- **Set exercise**
Gather all lines from the material that contain the word "urop".

(Dataset items)
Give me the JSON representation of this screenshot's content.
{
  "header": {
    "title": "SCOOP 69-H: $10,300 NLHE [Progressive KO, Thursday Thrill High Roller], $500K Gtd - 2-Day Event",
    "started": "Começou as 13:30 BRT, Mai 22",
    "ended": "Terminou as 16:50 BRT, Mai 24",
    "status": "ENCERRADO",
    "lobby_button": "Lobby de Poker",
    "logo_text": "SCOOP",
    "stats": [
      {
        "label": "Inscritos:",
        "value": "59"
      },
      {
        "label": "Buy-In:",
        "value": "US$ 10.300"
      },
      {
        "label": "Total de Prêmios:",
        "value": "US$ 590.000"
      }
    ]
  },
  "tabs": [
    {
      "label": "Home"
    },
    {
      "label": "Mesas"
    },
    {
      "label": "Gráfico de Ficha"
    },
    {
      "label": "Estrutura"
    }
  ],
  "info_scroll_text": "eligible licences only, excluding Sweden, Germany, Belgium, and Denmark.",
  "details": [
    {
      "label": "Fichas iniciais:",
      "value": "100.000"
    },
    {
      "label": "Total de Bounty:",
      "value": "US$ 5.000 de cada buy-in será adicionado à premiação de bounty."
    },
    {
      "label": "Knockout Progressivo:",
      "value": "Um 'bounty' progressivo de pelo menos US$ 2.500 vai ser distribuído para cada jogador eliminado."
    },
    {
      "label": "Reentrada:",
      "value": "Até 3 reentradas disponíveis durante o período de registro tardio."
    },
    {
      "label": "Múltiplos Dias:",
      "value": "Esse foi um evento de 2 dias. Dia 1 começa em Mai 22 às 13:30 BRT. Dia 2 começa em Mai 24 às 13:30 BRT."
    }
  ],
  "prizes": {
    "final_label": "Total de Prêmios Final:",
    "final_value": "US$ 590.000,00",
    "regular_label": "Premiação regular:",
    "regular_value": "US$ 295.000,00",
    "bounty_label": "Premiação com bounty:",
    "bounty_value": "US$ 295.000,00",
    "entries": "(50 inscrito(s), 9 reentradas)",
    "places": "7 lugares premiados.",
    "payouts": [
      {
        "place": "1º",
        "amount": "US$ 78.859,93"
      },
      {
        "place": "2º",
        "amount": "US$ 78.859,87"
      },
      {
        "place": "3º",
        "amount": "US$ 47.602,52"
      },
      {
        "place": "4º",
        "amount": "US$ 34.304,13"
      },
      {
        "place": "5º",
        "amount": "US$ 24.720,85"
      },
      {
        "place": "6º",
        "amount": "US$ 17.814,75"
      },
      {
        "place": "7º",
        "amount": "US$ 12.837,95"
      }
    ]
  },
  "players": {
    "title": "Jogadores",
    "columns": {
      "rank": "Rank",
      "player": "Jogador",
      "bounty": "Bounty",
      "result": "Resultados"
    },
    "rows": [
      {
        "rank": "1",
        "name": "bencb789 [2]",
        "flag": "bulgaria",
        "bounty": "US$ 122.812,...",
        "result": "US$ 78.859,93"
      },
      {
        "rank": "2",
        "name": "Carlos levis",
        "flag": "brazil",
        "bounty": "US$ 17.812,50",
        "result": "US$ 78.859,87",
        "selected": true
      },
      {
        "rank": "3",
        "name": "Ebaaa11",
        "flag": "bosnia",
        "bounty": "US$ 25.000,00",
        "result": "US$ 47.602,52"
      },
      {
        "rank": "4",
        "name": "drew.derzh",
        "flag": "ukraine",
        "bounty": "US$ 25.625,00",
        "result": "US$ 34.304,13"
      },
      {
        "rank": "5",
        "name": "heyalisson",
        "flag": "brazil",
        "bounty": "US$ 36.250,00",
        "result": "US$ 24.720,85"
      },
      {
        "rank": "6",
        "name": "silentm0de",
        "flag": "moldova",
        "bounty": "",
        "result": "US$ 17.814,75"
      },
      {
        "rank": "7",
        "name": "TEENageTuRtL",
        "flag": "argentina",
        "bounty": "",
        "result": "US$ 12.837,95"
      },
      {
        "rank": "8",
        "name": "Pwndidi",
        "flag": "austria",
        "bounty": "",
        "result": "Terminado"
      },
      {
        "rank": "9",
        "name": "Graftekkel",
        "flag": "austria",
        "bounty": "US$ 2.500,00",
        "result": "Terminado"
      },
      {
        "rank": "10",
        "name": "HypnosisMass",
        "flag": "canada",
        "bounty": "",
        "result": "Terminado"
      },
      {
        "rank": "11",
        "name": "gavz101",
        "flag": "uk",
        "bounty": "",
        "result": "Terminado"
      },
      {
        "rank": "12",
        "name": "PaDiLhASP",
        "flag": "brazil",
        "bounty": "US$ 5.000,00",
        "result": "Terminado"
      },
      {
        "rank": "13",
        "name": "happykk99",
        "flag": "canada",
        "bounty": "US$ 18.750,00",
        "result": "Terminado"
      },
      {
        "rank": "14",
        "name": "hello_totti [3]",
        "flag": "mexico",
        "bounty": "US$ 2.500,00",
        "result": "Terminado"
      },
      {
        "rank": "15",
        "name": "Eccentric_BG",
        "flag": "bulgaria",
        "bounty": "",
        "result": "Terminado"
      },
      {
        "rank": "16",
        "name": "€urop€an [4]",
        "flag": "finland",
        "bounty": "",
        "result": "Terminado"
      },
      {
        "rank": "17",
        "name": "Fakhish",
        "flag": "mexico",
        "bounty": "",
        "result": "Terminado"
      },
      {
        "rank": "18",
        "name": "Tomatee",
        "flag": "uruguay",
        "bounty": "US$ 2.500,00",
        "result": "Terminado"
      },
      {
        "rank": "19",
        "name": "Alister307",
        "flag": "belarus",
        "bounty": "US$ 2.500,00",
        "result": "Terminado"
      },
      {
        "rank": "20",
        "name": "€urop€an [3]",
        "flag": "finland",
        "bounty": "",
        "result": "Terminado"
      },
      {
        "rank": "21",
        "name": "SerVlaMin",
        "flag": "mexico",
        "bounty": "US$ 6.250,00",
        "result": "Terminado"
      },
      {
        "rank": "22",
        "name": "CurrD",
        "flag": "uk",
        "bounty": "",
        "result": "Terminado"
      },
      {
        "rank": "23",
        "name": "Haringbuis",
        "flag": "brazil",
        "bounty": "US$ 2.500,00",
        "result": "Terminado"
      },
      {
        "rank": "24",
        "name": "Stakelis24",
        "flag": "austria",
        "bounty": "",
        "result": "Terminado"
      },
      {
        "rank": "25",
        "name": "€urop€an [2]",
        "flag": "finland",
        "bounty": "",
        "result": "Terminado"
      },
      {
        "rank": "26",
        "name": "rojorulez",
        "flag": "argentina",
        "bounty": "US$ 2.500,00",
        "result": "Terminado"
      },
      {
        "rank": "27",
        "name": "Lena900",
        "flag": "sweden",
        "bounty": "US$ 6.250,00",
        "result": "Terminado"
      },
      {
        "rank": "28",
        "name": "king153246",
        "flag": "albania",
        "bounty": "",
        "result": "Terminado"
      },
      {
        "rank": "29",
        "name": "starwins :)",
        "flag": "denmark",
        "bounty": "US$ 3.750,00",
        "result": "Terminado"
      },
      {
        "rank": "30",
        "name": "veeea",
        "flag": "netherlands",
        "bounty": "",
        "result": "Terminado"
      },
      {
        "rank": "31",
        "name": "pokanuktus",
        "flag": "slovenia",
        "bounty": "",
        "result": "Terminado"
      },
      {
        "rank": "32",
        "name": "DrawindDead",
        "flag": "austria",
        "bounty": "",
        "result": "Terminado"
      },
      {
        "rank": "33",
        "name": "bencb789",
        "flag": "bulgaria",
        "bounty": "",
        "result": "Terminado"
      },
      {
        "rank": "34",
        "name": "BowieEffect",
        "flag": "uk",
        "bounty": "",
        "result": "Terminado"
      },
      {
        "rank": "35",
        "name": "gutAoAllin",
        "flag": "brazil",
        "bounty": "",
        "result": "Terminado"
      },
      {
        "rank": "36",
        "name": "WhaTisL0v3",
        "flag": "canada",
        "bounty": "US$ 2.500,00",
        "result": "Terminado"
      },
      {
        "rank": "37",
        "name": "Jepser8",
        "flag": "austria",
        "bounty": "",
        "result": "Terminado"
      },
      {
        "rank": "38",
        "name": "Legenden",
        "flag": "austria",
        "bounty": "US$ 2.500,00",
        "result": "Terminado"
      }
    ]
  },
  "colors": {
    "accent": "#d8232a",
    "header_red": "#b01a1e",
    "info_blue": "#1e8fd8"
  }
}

- **Written response**
        "name": "€urop€an [4]",
        "name": "€urop€an [3]",
        "name": "€urop€an [2]",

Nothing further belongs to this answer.